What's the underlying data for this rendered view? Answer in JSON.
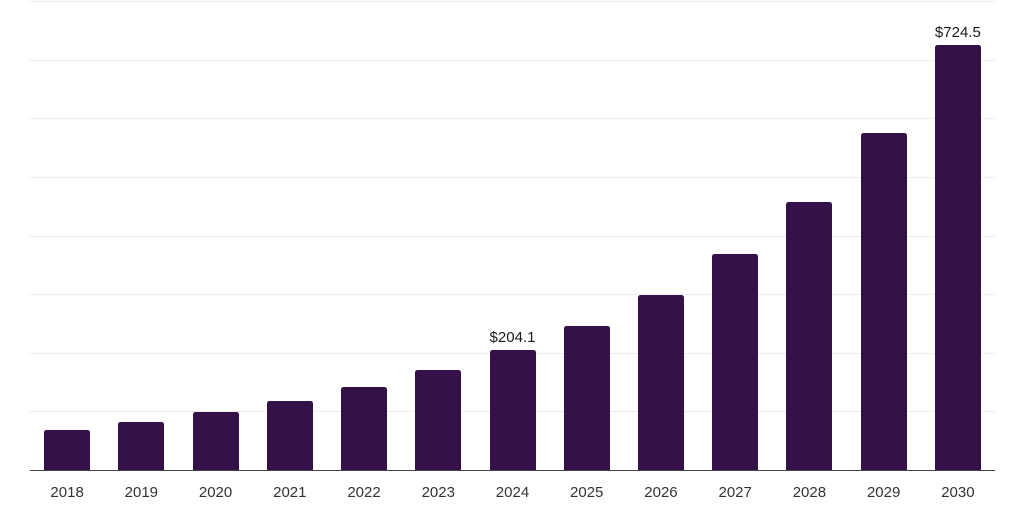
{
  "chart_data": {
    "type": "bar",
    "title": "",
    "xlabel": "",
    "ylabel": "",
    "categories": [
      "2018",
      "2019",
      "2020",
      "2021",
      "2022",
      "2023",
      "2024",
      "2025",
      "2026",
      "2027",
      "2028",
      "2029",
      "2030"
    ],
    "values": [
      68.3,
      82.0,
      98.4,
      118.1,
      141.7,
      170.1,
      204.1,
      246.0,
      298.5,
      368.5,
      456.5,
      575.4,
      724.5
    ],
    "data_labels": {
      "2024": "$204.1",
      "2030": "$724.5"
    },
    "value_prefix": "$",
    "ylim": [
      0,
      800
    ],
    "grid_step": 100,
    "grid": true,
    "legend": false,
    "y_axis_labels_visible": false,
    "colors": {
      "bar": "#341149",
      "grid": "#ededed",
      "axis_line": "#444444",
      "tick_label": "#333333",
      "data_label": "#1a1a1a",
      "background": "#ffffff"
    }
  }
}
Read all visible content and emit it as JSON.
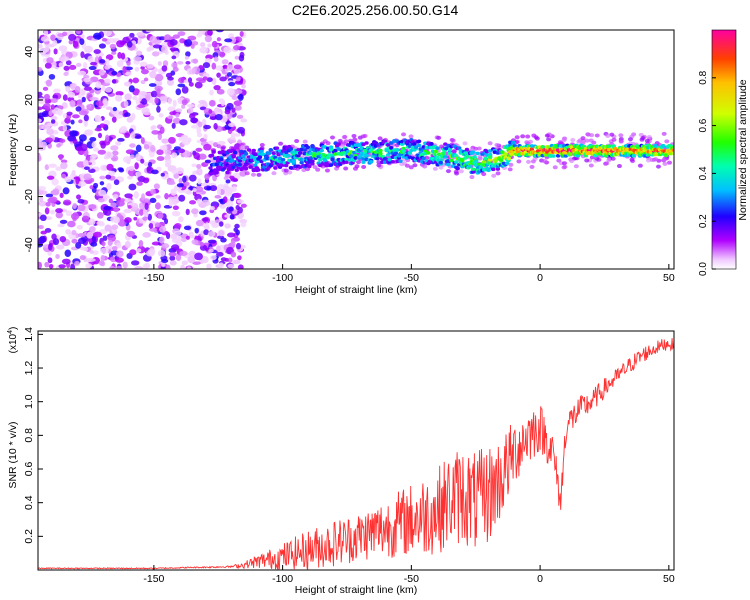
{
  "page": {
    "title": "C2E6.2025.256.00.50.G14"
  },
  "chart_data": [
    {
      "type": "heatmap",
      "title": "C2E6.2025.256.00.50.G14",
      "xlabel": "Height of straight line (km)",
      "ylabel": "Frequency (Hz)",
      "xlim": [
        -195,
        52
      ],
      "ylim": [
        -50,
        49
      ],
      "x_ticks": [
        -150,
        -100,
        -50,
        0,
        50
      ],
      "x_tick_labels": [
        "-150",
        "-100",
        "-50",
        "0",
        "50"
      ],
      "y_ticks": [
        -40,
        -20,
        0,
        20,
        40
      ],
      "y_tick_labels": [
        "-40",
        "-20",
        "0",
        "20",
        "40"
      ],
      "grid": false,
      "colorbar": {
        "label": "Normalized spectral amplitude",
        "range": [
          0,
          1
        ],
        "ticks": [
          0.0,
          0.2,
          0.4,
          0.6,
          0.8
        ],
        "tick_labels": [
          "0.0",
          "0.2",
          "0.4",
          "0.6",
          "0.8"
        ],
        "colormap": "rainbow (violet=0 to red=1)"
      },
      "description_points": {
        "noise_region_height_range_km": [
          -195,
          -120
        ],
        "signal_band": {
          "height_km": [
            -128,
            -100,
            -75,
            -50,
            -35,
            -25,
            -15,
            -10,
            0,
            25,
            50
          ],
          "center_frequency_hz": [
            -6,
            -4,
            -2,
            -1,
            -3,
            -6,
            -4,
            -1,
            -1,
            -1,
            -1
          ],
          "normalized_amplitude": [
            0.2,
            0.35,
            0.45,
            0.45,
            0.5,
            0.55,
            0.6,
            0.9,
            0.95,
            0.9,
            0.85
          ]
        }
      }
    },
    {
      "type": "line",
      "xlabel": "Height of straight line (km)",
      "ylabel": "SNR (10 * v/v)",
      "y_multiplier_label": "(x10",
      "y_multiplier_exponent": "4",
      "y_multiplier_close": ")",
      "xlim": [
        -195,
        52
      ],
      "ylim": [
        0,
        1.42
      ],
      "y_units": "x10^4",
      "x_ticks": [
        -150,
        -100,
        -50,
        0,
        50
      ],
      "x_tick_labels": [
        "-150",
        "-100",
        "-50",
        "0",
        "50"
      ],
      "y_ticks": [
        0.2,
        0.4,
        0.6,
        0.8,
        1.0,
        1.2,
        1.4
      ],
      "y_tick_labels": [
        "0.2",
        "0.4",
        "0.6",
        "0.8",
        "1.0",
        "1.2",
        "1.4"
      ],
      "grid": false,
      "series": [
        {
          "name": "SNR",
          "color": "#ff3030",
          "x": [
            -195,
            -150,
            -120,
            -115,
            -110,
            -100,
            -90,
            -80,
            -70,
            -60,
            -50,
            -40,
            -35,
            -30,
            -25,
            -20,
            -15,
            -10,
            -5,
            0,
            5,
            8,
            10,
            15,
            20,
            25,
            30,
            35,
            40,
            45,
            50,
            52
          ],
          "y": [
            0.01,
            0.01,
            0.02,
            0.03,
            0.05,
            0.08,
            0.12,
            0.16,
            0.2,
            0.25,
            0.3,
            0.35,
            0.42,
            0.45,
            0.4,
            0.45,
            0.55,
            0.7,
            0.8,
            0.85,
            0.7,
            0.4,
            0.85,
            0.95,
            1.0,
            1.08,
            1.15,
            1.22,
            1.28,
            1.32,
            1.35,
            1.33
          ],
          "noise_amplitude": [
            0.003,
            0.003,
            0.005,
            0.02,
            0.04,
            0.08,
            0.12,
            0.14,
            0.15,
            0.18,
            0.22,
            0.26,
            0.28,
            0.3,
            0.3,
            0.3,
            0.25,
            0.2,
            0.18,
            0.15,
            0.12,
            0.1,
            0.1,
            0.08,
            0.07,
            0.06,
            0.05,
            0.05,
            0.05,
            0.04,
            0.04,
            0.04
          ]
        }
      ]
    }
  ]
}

◇ ◇ ◇

Without the pictures, reproduce every line of the records above exactly.

> Reply to the exercise
What's the underlying data for this rendered view? Answer in JSON.
{
  "chart_data": {
    "type": "bar",
    "title": "",
    "xlabel": "",
    "ylabel": "",
    "categories": [
      "2018",
      "2019",
      "2020",
      "2021",
      "2022",
      "2023",
      "2024",
      "2025",
      "2026",
      "2027",
      "2028",
      "2029",
      "2030"
    ],
    "values": [
      68.3,
      82.0,
      98.4,
      118.1,
      141.7,
      170.1,
      204.1,
      246.0,
      298.5,
      368.5,
      456.5,
      575.4,
      724.5
    ],
    "data_labels": {
      "2024": "$204.1",
      "2030": "$724.5"
    },
    "value_prefix": "$",
    "ylim": [
      0,
      800
    ],
    "grid_step": 100,
    "grid": true,
    "legend": false,
    "y_axis_labels_visible": false,
    "colors": {
      "bar": "#341149",
      "grid": "#ededed",
      "axis_line": "#444444",
      "tick_label": "#333333",
      "data_label": "#1a1a1a",
      "background": "#ffffff"
    }
  }
}
Read all visible content and emit it as JSON.
{
  "page": {
    "title": "C2E6.2025.256.00.50.G14"
  },
  "chart_data": [
    {
      "type": "heatmap",
      "title": "C2E6.2025.256.00.50.G14",
      "xlabel": "Height of straight line (km)",
      "ylabel": "Frequency (Hz)",
      "xlim": [
        -195,
        52
      ],
      "ylim": [
        -50,
        49
      ],
      "x_ticks": [
        -150,
        -100,
        -50,
        0,
        50
      ],
      "x_tick_labels": [
        "-150",
        "-100",
        "-50",
        "0",
        "50"
      ],
      "y_ticks": [
        -40,
        -20,
        0,
        20,
        40
      ],
      "y_tick_labels": [
        "-40",
        "-20",
        "0",
        "20",
        "40"
      ],
      "grid": false,
      "colorbar": {
        "label": "Normalized spectral amplitude",
        "range": [
          0,
          1
        ],
        "ticks": [
          0.0,
          0.2,
          0.4,
          0.6,
          0.8
        ],
        "tick_labels": [
          "0.0",
          "0.2",
          "0.4",
          "0.6",
          "0.8"
        ],
        "colormap": "rainbow (violet=0 to red=1)"
      },
      "description_points": {
        "noise_region_height_range_km": [
          -195,
          -120
        ],
        "signal_band": {
          "height_km": [
            -128,
            -100,
            -75,
            -50,
            -35,
            -25,
            -15,
            -10,
            0,
            25,
            50
          ],
          "center_frequency_hz": [
            -6,
            -4,
            -2,
            -1,
            -3,
            -6,
            -4,
            -1,
            -1,
            -1,
            -1
          ],
          "normalized_amplitude": [
            0.2,
            0.35,
            0.45,
            0.45,
            0.5,
            0.55,
            0.6,
            0.9,
            0.95,
            0.9,
            0.85
          ]
        }
      }
    },
    {
      "type": "line",
      "xlabel": "Height of straight line (km)",
      "ylabel": "SNR (10 * v/v)",
      "y_multiplier_label": "(x10",
      "y_multiplier_exponent": "4",
      "y_multiplier_close": ")",
      "xlim": [
        -195,
        52
      ],
      "ylim": [
        0,
        1.42
      ],
      "y_units": "x10^4",
      "x_ticks": [
        -150,
        -100,
        -50,
        0,
        50
      ],
      "x_tick_labels": [
        "-150",
        "-100",
        "-50",
        "0",
        "50"
      ],
      "y_ticks": [
        0.2,
        0.4,
        0.6,
        0.8,
        1.0,
        1.2,
        1.4
      ],
      "y_tick_labels": [
        "0.2",
        "0.4",
        "0.6",
        "0.8",
        "1.0",
        "1.2",
        "1.4"
      ],
      "grid": false,
      "series": [
        {
          "name": "SNR",
          "color": "#ff3030",
          "x": [
            -195,
            -150,
            -120,
            -115,
            -110,
            -100,
            -90,
            -80,
            -70,
            -60,
            -50,
            -40,
            -35,
            -30,
            -25,
            -20,
            -15,
            -10,
            -5,
            0,
            5,
            8,
            10,
            15,
            20,
            25,
            30,
            35,
            40,
            45,
            50,
            52
          ],
          "y": [
            0.01,
            0.01,
            0.02,
            0.03,
            0.05,
            0.08,
            0.12,
            0.16,
            0.2,
            0.25,
            0.3,
            0.35,
            0.42,
            0.45,
            0.4,
            0.45,
            0.55,
            0.7,
            0.8,
            0.85,
            0.7,
            0.4,
            0.85,
            0.95,
            1.0,
            1.08,
            1.15,
            1.22,
            1.28,
            1.32,
            1.35,
            1.33
          ],
          "noise_amplitude": [
            0.003,
            0.003,
            0.005,
            0.02,
            0.04,
            0.08,
            0.12,
            0.14,
            0.15,
            0.18,
            0.22,
            0.26,
            0.28,
            0.3,
            0.3,
            0.3,
            0.25,
            0.2,
            0.18,
            0.15,
            0.12,
            0.1,
            0.1,
            0.08,
            0.07,
            0.06,
            0.05,
            0.05,
            0.05,
            0.04,
            0.04,
            0.04
          ]
        }
      ]
    }
  ]
}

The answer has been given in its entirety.